■ Collected data entries
____________________

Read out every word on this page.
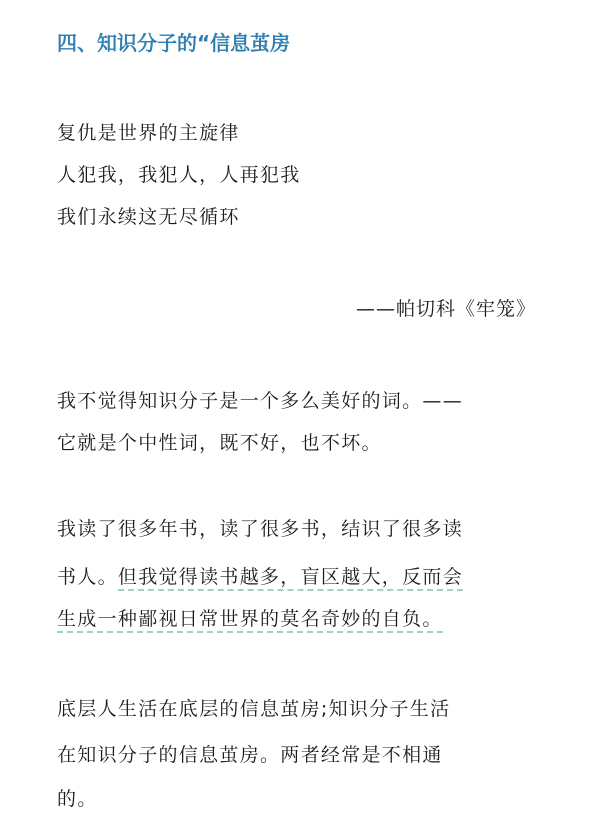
四、知识分子的“信息茧房
复仇是世界的主旋律
人犯我，我犯人，人再犯我
我们永续这无尽循环
——帕切科《牢笼》
我不觉得知识分子是一个多么美好的词。——
它就是个中性词，既不好，也不坏。
我读了很多年书，读了很多书，结识了很多读
书人。但我觉得读书越多，盲区越大，反而会
生成一种鄙视日常世界的莫名奇妙的自负。
底层人生活在底层的信息茧房;知识分子生活
在知识分子的信息茧房。两者经常是不相通
的。
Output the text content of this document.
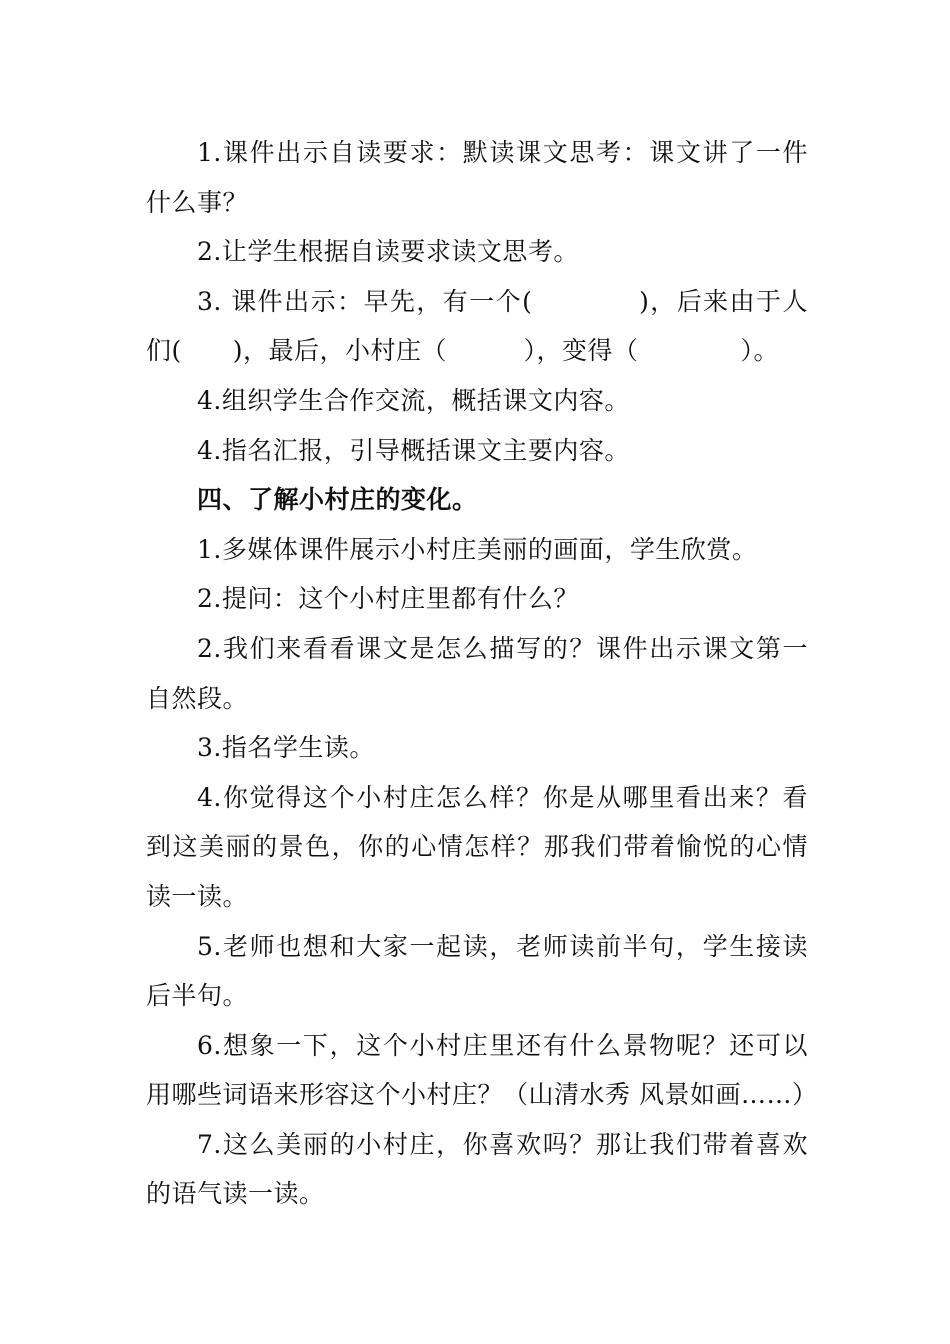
1.课件出示自读要求：默读课文思考：课文讲了一件什么事？

2.让学生根据自读要求读文思考。

3. 课件出示：早先，有一个(　　　　)，后来由于人们(　　)，最后，小村庄（　　　），变得（　　　　）。

4.组织学生合作交流，概括课文内容。

4.指名汇报，引导概括课文主要内容。

四、了解小村庄的变化。

1.多媒体课件展示小村庄美丽的画面，学生欣赏。

2.提问：这个小村庄里都有什么？

2.我们来看看课文是怎么描写的？课件出示课文第一自然段。

3.指名学生读。

4.你觉得这个小村庄怎么样？你是从哪里看出来？看到这美丽的景色，你的心情怎样？那我们带着愉悦的心情读一读。

5.老师也想和大家一起读，老师读前半句，学生接读后半句。

6.想象一下，这个小村庄里还有什么景物呢？还可以用哪些词语来形容这个小村庄？（山清水秀 风景如画……）

7.这么美丽的小村庄，你喜欢吗？那让我们带着喜欢的语气读一读。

____________________

■ Job
Your copy should match the records word for word, with the pictures removed.

■ Result of the exercise
Read out every word on this page.
四、知识分子的“信息茧房
复仇是世界的主旋律
人犯我，我犯人，人再犯我
我们永续这无尽循环
——帕切科《牢笼》
我不觉得知识分子是一个多么美好的词。——
它就是个中性词，既不好，也不坏。
我读了很多年书，读了很多书，结识了很多读
书人。但我觉得读书越多，盲区越大，反而会
生成一种鄙视日常世界的莫名奇妙的自负。
底层人生活在底层的信息茧房;知识分子生活
在知识分子的信息茧房。两者经常是不相通
的。
Output the text content of this document.
1.课件出示自读要求：默读课文思考：课文讲了一件什么事？

2.让学生根据自读要求读文思考。

3. 课件出示：早先，有一个(　　　　)，后来由于人们(　　)，最后，小村庄（　　　），变得（　　　　）。

4.组织学生合作交流，概括课文内容。

4.指名汇报，引导概括课文主要内容。

四、了解小村庄的变化。

1.多媒体课件展示小村庄美丽的画面，学生欣赏。

2.提问：这个小村庄里都有什么？

2.我们来看看课文是怎么描写的？课件出示课文第一自然段。

3.指名学生读。

4.你觉得这个小村庄怎么样？你是从哪里看出来？看到这美丽的景色，你的心情怎样？那我们带着愉悦的心情读一读。

5.老师也想和大家一起读，老师读前半句，学生接读后半句。

6.想象一下，这个小村庄里还有什么景物呢？还可以用哪些词语来形容这个小村庄？（山清水秀 风景如画……）

7.这么美丽的小村庄，你喜欢吗？那让我们带着喜欢的语气读一读。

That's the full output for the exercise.